# Start of LISTED ENTRIES

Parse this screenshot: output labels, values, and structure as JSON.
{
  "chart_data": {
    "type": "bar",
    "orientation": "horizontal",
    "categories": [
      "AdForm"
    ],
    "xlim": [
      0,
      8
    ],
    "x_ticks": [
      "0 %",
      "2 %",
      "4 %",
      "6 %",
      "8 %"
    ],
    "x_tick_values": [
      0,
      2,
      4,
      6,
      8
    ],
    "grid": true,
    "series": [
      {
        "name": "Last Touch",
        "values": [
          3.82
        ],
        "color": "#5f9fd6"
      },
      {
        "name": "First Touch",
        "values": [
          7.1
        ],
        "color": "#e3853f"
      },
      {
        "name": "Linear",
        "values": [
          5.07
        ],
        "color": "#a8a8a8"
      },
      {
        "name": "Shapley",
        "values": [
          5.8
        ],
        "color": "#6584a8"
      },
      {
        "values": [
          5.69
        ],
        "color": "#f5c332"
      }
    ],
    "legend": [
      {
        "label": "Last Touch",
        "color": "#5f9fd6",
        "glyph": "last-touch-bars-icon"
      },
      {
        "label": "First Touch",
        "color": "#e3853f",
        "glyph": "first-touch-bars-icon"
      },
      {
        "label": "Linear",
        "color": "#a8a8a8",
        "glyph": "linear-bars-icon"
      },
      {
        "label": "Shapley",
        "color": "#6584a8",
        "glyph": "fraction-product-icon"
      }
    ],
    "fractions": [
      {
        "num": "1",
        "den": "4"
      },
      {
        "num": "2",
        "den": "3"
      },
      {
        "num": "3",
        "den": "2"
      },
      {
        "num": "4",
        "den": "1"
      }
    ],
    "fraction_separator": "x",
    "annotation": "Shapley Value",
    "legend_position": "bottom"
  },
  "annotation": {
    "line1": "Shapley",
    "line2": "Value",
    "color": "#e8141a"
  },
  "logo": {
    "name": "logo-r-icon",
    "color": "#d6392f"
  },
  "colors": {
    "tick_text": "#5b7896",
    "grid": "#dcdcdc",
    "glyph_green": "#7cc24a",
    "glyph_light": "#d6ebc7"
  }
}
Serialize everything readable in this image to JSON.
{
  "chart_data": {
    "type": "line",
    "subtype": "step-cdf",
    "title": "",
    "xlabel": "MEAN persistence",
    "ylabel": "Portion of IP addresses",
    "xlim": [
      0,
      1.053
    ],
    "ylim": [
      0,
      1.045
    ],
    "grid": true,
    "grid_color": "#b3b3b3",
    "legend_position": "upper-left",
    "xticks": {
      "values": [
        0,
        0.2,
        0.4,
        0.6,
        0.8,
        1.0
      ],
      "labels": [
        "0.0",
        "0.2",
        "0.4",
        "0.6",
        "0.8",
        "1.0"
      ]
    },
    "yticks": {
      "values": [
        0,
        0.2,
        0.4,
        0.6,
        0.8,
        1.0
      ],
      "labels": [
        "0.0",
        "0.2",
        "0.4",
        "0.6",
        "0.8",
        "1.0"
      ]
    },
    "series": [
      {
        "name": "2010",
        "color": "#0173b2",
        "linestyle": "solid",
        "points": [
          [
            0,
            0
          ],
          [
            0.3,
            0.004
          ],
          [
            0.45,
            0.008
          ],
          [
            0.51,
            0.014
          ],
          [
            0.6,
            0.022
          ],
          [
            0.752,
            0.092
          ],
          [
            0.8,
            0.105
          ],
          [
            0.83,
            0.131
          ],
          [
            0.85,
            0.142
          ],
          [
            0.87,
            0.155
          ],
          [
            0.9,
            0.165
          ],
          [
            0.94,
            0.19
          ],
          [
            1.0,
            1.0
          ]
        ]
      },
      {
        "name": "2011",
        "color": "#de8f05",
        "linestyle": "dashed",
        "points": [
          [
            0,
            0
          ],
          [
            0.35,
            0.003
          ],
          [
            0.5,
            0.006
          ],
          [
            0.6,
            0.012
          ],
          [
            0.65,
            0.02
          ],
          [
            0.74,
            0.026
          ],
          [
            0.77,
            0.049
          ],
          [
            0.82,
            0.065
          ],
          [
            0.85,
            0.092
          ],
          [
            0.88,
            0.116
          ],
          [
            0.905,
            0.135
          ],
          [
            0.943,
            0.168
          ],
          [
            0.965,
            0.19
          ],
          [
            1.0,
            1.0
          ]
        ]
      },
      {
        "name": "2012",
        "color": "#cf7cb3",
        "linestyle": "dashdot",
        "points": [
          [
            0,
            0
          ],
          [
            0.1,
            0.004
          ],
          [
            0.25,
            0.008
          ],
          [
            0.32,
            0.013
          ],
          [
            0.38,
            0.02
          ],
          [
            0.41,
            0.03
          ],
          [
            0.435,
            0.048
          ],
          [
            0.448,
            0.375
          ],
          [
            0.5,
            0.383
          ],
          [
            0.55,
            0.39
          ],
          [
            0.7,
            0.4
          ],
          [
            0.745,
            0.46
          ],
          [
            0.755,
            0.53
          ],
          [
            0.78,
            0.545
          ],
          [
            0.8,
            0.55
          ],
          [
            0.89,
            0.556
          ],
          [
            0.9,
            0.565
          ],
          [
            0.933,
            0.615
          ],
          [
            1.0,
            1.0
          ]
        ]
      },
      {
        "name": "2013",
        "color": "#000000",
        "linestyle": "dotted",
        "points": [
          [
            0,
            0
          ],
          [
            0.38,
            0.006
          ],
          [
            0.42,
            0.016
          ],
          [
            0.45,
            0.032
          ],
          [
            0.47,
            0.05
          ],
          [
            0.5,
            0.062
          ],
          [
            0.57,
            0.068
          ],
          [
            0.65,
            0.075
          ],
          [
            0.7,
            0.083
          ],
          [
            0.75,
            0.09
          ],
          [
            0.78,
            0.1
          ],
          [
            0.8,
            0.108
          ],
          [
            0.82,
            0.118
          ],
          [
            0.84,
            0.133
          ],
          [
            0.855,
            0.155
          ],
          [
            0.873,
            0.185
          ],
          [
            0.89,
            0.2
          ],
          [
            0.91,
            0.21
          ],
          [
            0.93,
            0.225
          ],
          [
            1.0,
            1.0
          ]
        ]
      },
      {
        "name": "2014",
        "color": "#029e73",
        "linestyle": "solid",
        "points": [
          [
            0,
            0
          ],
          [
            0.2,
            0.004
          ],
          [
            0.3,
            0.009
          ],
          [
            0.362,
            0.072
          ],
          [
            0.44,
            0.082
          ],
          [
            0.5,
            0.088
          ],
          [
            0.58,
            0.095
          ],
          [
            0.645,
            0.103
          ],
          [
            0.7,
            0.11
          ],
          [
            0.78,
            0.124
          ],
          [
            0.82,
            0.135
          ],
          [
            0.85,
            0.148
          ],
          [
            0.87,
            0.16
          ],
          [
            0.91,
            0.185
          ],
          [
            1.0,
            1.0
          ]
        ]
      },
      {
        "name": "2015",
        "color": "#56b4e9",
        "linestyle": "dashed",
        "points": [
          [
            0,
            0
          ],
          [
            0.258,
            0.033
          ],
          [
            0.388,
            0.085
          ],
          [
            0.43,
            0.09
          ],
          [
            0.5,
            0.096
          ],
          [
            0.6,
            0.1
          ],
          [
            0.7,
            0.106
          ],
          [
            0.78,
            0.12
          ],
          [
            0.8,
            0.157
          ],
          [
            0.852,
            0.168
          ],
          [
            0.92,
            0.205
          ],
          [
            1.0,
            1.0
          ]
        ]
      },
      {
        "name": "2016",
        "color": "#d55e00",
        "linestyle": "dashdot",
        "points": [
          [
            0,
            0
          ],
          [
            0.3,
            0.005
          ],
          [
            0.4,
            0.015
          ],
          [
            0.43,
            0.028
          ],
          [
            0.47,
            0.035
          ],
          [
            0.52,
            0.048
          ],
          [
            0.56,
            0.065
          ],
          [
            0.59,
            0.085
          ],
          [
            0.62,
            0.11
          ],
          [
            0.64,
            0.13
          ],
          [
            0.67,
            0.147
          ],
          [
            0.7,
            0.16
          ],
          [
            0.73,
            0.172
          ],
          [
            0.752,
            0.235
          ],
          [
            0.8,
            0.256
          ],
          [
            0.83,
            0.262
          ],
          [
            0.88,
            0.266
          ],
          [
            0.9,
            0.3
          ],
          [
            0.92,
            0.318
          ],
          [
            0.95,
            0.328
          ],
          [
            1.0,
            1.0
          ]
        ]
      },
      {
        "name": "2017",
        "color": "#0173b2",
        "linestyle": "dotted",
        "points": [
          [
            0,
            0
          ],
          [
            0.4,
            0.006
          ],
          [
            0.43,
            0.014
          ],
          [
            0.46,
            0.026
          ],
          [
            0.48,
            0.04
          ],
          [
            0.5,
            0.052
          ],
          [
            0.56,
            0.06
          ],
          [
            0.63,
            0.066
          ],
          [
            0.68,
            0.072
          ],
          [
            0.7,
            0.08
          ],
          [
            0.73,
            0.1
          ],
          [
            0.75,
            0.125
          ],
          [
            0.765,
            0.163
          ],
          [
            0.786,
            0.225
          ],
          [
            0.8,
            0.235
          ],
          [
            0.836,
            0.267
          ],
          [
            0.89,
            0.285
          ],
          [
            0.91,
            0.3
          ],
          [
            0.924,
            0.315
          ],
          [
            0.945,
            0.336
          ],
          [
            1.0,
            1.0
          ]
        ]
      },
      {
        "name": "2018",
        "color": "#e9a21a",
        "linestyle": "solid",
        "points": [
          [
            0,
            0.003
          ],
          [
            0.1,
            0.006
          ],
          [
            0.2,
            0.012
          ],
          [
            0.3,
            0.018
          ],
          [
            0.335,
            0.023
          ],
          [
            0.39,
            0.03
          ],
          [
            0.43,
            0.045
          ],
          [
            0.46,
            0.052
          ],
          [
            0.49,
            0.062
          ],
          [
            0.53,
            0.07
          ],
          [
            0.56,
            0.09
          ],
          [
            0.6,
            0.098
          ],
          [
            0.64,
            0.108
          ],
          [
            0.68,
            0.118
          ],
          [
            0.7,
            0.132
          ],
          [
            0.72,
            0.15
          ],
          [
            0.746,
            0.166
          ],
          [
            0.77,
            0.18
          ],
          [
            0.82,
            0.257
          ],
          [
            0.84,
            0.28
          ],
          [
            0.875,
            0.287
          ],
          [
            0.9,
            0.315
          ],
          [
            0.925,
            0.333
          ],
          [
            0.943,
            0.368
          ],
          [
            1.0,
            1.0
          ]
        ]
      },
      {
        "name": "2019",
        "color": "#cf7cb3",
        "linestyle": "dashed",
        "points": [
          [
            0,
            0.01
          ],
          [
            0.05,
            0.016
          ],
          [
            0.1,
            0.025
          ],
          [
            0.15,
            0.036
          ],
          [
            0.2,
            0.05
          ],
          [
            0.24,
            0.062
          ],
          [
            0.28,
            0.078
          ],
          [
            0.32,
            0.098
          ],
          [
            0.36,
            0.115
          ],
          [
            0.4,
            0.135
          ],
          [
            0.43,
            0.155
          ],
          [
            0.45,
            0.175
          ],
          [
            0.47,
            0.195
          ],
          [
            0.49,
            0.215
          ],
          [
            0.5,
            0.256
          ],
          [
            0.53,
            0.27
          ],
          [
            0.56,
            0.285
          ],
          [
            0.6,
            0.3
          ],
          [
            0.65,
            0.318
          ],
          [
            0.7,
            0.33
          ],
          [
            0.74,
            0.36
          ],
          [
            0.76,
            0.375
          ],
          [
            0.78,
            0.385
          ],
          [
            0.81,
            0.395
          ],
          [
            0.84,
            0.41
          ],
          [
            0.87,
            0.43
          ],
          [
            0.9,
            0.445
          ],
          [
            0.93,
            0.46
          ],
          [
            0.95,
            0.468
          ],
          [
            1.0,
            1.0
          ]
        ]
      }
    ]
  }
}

# End of LISTED ENTRIES

#### [REQUIRED TASK]
Select all lines in the listing that include the word "bars".

#### [CORRECT OUTPUT]
        "glyph": "last-touch-bars-icon"
        "glyph": "first-touch-bars-icon"
        "glyph": "linear-bars-icon"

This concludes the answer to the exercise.